Collected data:
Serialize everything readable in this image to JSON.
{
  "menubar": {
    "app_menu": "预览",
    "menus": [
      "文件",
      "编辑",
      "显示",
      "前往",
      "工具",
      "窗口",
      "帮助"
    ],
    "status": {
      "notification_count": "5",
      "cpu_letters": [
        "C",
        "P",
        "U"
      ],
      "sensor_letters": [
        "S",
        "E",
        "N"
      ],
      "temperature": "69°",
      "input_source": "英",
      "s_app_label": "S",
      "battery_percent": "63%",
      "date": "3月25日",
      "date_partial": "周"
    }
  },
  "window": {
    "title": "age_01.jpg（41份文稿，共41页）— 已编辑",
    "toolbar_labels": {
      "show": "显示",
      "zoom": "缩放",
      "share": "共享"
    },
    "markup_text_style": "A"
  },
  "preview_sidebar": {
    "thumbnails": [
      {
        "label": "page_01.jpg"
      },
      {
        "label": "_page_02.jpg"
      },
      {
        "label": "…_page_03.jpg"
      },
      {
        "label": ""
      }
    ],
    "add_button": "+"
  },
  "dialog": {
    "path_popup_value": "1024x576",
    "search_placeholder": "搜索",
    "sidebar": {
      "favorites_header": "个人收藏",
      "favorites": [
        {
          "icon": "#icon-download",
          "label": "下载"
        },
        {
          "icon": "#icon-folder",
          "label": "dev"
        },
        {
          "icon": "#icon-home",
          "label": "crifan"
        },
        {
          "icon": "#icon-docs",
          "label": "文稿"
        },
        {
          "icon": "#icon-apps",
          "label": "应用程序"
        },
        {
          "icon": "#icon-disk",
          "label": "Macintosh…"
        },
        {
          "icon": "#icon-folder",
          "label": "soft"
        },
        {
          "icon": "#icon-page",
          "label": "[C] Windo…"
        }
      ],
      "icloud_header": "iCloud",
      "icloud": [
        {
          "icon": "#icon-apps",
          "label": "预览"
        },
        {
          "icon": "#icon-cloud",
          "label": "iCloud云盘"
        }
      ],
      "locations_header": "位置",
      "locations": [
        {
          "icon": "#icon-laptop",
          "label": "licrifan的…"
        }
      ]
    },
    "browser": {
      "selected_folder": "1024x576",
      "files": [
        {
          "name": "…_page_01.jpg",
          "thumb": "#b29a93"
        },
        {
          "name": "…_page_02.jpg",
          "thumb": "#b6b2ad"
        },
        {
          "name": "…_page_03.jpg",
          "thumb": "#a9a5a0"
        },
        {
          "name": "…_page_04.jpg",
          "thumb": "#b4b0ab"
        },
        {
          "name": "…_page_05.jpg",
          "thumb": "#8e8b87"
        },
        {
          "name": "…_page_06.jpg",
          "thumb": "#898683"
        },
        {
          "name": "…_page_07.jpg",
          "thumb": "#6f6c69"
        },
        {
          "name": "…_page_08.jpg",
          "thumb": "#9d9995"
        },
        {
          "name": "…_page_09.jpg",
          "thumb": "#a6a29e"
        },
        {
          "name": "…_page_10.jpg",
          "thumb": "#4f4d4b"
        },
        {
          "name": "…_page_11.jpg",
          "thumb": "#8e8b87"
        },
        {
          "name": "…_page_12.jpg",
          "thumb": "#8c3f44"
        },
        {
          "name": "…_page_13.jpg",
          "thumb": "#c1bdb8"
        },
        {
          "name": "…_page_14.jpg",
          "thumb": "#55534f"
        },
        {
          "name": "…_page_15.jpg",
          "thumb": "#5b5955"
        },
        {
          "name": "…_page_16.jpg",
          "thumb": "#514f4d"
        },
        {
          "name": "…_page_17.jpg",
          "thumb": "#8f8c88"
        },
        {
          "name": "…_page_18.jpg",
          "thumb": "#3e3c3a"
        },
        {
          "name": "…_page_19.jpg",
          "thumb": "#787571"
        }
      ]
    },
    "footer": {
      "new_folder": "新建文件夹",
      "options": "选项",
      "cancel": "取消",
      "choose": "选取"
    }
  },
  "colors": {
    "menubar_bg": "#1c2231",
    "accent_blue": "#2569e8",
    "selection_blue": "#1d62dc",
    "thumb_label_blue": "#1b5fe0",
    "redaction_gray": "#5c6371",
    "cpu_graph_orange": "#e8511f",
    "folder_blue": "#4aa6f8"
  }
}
* * *
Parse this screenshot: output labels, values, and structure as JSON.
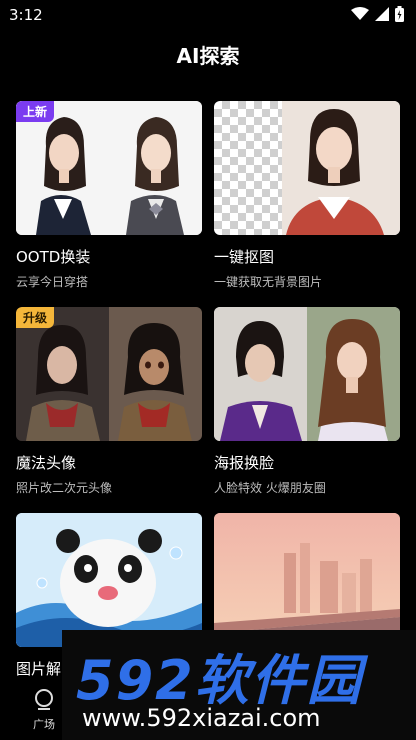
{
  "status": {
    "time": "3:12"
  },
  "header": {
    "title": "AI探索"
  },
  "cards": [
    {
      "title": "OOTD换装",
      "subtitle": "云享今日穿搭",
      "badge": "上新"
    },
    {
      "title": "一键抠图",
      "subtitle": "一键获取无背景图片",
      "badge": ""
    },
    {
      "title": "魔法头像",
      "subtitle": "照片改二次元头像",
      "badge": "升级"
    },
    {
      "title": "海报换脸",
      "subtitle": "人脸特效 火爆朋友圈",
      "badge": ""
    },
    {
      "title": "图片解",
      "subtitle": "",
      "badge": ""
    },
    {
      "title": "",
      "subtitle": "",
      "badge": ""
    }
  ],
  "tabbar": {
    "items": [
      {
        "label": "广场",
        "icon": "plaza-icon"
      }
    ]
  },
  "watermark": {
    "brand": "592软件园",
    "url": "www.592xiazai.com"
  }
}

PROBLEM REQUIREMENTS:
For the listing above, identify each line bearing "subtitle".

CORRECT OUTPUT:
      "subtitle": "云享今日穿搭",
      "subtitle": "一键获取无背景图片",
      "subtitle": "照片改二次元头像",
      "subtitle": "人脸特效 火爆朋友圈",
      "subtitle": "",
      "subtitle": "",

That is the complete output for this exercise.